Eurotech chiude un aumento di capitale da 17,5 milioni di euro. Tutti gli advisor

Eurotech, multinazionale che progetta, sviluppa e fornisce edge computer e soluzioni per l’Internet of Things (IoT) complete di servizi, software e hardware, le cui azioni ordinarie sono quotate sul Euronext Star Milan, facendo seguito ai comunicati stampa diffusi gli scorsi 27 gennaio e 19 febbraio, ha concluso oggi, ad esito dell’offerta in borsa tenutasi nelle giornate del 23 e 24 febbraio 2026 sul mercato
Euronext Milan, il periodo per l’esercizio dei diritti di opzione rimasti inoptati al termine del periodo di offerta in opzione, iniziato 2 febbraio 2026 e conclusosi il 19 febbraio 2026, avente ad oggetto massime n. 20.996.436 azioni ordinarie Eurotech di nuova emissione, prive di valore nominale e aventi le medesime caratteristiche di quelle in circolazione rivenienti dall’aumento di capitale in opzione deliberato dal consiglio di amministrazione della società in esercizio integrale della residua parte di delega conferitagli dall’assemblea straordinaria il 15 ottobre 2024. L’aumento di capitale risulta sottoscritto per n. 20.996.430 azioni ordinarie Eurotech (pari al 99,99997% del totale delle nuove azioni offerte), per un controvalore complessivo di 17.490.026,20 euro.

Gli advisor

Alantra ha agito in qualità di global coordinator dell’operazione; il deal è stato seguito da Stefano Bellavita, managing partner; Gianpiero Di Perna, director; Andrea Russo, head of equity sales; Filippo Codazzi, director equity sales (in foto, da sinistra a destra). Lexia ha agito come consulente legale di Eurotech.

I dettagli dell’aumento di capitale

Tale risultato conferma il forte apprezzamento da parte del mercato nei confronti della società e del
piano industriale 2026-2030, fin dalle prime fasi dell’offerta in opzione. Relativamente al periodo di esercizio dei diritti inoptati, si rende noto che ad esito del collocamento di n. 9.541.807 diritti inoptati, sono state sottoscritte n. 5.204.622 nuove azioni. Si ricorda che i diritti inoptati attribuivano il diritto alla sottoscrizione delle nuove azioni al prezzo unitario di 0,833 euro, di cui 0,25 euro da imputarsi a capitale ed euro 0,583 da imputarsi a sovrapprezzo, nel rapporto di 6 nuove azioni ogni 11 diritti inoptati acquistati.

□ □ □ □ □

### COMPITO 1
Nel testo sull'aumento di capitale di Eurotech, a quale prezzo unitario i diritti inoptati permettevano di sottoscrivere le nuove azioni?
### COMPITO 2
Scrivi il seguito del testo sull'aumento di capitale di Eurotech, partendo dopo l'ultima frase riportata.

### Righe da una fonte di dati
□ □ □ □ □

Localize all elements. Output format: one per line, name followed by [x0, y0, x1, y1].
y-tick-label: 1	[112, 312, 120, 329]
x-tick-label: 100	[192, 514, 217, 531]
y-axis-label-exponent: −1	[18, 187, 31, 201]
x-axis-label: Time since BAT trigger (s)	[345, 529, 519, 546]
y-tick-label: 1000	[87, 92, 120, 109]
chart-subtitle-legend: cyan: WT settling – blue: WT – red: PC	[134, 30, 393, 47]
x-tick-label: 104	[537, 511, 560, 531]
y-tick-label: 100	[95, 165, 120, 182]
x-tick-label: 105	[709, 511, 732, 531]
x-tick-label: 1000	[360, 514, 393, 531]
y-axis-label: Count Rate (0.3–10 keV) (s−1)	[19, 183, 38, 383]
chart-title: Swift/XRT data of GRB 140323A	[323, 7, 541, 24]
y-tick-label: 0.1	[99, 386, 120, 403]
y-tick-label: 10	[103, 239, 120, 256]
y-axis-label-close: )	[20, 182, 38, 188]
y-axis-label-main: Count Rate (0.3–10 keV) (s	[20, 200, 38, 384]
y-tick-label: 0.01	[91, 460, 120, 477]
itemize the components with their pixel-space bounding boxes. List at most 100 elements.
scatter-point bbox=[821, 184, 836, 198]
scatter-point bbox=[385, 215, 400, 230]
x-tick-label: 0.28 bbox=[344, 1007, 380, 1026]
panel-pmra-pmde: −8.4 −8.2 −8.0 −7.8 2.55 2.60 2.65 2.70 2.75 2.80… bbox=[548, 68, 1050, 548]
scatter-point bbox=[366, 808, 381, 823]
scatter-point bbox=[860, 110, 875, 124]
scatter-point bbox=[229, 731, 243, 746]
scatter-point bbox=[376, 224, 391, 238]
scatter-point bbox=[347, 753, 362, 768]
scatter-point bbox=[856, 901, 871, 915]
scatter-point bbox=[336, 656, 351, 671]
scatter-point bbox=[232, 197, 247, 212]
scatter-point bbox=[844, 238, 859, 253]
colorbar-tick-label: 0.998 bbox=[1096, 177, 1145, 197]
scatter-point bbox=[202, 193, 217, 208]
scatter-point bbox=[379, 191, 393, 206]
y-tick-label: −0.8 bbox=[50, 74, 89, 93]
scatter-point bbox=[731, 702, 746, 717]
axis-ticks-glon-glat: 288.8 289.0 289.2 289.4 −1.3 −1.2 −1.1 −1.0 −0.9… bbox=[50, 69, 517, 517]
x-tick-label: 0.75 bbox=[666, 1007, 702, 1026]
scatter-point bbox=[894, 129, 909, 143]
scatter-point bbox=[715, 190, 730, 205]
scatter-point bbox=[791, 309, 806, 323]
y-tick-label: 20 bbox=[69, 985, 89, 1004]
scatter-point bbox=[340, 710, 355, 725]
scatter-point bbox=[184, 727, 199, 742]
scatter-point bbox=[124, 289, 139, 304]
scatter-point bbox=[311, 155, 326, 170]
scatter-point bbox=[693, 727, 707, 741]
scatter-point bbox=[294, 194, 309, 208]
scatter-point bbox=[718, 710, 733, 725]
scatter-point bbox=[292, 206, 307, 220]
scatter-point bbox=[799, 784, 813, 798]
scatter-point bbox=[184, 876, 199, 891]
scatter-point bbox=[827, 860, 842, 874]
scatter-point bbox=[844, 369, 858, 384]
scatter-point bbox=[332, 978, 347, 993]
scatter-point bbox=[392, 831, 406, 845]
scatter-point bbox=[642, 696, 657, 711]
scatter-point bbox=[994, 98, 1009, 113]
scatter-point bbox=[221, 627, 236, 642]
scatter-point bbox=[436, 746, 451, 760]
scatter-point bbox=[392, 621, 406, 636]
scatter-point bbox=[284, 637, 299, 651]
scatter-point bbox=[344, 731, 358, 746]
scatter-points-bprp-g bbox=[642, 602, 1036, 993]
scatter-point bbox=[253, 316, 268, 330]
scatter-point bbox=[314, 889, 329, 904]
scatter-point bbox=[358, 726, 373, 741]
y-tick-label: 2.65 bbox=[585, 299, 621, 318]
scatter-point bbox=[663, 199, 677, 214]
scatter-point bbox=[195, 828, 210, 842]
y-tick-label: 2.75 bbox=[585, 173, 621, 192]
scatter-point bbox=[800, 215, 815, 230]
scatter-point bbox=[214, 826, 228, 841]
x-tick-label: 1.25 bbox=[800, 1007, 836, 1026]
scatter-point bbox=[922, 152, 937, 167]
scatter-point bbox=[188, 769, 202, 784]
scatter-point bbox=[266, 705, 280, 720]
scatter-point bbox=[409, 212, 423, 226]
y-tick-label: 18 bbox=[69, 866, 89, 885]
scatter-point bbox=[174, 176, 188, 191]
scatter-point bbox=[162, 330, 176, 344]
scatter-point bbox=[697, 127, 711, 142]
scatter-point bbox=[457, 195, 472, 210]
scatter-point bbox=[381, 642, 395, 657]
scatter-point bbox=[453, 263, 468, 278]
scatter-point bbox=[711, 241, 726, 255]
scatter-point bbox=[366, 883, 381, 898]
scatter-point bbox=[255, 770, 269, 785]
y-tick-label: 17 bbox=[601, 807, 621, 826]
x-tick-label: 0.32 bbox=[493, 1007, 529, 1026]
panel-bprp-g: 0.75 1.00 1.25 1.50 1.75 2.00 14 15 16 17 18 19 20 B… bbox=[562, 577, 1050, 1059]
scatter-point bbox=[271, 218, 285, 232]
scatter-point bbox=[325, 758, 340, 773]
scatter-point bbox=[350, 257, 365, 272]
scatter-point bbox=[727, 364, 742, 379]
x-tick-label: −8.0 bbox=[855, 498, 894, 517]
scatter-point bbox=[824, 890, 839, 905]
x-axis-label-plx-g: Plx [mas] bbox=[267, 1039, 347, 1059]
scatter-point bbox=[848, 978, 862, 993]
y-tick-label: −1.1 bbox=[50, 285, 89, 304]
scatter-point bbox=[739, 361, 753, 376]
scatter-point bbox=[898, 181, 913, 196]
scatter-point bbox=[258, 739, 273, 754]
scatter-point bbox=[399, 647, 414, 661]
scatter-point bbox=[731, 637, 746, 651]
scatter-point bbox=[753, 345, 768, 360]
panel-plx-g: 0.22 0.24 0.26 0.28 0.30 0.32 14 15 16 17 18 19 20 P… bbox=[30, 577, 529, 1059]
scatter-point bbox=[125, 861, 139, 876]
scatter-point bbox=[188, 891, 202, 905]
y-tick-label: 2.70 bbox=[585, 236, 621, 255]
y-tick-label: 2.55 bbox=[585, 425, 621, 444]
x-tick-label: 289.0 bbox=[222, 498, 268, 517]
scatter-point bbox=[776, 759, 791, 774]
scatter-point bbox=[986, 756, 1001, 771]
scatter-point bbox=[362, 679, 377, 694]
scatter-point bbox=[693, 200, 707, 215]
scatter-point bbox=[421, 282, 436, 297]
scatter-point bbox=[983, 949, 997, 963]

□ □ □ □ □

### RISPOSTA 1
Al prezzo unitario di 0,833 euro.

### RISPOSTA 2
L’azionista di maggioranza relativa Emera, oltre alle 5.209.656 nuove azioni già sottoscritte nel corso del periodo di offerta in opzione, ha sottoscritto ulteriori 4.781.538 nuove azioni rivenienti dall’esercizio dei diritti inoptati acquistati dalla stessa Emera nel contesto dell’offerta in Borsa. Pertanto, Emera ha complessivamente sottoscritto 9.991.194 nuove azioni nell’ambito dell’aumento di capitale, per un controvalore pari a 8.322.664,60 euro, le quali sono state tutte liberate convertendo per pari importo i versamenti in conto futuro aumento di capitale sin qui effettuati a favore della società. Si ricorda infine che Emera si è impegnata a sottoscrivere anche le 6 nuove azioni rimaste inoptate ad esito dell’offerta in Borsa, fino a un ammontare di nuove azioni comunque tale da non determinare l’insorgere in capo a Emera dell’obbligo di offerta pubblica di acquisto ai sensi delle disposizioni dello Statuto sociale o della normativa comunque applicabile pro tempore.